(Problem): Copy each line below in which the string "bytes" occurs.

##### Record excerpts #####

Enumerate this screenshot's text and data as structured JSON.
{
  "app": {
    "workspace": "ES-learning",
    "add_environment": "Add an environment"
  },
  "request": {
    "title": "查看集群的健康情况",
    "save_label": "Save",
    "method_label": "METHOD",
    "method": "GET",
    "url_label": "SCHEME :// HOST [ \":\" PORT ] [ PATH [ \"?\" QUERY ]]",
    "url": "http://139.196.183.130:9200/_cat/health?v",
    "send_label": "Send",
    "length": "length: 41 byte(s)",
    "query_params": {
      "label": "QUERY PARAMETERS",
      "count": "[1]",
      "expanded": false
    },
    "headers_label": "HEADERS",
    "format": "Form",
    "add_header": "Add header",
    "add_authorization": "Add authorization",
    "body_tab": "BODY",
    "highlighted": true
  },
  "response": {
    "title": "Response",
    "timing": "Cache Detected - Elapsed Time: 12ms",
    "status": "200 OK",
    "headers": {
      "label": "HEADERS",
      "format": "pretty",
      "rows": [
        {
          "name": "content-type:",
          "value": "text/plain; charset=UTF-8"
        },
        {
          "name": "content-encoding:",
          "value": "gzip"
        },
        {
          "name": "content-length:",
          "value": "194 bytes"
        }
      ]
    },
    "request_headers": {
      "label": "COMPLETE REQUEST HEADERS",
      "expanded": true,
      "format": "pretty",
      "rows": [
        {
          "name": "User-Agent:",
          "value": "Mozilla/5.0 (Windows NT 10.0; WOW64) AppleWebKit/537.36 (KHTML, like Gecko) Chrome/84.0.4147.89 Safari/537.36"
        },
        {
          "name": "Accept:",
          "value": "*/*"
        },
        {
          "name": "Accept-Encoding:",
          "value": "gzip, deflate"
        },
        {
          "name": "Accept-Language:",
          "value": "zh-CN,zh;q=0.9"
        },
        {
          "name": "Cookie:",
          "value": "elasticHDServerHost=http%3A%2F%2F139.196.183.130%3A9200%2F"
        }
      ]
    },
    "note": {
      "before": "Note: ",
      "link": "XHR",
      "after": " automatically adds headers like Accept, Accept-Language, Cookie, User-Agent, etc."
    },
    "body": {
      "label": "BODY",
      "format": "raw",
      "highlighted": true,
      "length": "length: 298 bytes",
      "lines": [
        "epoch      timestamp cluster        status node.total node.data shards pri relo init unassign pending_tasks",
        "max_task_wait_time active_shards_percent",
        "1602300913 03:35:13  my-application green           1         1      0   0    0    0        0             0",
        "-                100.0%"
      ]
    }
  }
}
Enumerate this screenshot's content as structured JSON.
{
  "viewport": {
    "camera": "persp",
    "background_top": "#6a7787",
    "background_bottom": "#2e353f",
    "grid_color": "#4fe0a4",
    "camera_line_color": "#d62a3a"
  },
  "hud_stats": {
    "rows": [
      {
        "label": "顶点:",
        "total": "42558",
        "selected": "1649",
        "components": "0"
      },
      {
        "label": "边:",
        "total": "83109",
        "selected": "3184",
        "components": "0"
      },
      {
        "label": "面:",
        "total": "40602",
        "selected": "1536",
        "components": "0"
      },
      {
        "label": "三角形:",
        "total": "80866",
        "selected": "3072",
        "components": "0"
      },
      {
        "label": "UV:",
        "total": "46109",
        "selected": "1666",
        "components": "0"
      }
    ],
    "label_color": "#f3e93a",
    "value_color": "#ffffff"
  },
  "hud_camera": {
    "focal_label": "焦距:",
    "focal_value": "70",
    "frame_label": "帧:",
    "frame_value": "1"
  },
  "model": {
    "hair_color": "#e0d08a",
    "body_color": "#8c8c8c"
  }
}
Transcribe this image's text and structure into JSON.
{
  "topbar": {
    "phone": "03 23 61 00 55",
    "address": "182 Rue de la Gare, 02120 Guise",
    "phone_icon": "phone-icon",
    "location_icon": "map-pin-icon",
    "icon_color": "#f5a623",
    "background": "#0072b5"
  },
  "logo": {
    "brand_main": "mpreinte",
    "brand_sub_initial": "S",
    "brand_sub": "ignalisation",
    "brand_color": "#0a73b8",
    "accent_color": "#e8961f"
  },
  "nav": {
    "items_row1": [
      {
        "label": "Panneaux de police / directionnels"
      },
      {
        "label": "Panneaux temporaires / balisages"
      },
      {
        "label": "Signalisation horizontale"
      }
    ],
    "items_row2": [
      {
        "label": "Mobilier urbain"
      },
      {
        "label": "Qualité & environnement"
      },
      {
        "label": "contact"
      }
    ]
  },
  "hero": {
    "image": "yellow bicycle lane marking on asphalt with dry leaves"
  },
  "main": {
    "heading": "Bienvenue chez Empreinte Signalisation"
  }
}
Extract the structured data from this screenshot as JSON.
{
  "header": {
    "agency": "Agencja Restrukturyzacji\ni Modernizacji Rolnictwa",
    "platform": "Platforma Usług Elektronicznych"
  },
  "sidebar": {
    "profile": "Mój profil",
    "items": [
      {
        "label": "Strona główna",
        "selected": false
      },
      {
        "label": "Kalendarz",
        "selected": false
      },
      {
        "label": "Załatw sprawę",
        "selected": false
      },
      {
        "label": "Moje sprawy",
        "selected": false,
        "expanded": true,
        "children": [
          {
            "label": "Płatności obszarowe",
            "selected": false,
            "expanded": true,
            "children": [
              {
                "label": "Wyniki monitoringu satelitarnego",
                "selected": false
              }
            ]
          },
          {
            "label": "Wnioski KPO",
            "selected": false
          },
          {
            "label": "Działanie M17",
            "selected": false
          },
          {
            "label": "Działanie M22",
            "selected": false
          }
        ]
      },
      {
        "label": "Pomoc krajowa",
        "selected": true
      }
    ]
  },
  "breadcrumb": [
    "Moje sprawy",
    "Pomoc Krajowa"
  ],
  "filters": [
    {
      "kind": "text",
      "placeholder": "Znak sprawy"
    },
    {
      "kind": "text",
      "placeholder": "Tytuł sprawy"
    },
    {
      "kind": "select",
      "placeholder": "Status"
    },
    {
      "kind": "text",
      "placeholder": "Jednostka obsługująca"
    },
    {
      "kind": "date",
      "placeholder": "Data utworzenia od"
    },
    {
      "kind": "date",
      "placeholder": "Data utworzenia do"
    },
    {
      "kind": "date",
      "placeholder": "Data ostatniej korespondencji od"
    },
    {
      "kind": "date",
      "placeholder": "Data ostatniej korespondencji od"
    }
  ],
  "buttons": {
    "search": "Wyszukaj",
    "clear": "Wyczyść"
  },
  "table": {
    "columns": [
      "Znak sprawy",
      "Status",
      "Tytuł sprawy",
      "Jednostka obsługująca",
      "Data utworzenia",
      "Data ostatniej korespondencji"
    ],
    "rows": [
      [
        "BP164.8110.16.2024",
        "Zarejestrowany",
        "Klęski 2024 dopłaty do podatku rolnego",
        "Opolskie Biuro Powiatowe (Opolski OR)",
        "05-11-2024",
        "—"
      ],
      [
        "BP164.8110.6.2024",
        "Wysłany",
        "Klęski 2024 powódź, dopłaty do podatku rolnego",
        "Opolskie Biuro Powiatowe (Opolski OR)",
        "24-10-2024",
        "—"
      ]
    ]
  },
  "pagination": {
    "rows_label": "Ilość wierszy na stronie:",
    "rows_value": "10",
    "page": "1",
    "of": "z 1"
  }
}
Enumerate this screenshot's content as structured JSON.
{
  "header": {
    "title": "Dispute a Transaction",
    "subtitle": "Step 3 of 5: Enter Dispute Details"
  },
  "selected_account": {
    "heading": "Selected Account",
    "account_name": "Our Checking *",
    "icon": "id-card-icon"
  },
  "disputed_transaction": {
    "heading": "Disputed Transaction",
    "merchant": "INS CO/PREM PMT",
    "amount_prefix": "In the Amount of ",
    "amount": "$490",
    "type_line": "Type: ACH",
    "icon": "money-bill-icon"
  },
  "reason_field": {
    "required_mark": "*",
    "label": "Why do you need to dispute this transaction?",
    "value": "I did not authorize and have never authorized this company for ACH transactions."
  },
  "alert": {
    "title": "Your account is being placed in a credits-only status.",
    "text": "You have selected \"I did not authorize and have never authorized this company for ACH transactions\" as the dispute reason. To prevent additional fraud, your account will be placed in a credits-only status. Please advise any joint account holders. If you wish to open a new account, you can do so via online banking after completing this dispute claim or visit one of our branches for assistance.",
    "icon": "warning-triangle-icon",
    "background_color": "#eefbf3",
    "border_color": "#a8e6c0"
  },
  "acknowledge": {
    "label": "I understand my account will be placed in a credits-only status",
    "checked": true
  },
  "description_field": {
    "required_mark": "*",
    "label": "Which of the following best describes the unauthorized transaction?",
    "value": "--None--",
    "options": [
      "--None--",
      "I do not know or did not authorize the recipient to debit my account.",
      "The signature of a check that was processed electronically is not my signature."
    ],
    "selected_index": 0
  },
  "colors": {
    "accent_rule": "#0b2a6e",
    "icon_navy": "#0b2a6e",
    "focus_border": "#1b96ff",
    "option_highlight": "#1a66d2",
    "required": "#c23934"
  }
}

#####

(Complete output):
          "value": "194 bytes"
      "length": "length: 298 bytes",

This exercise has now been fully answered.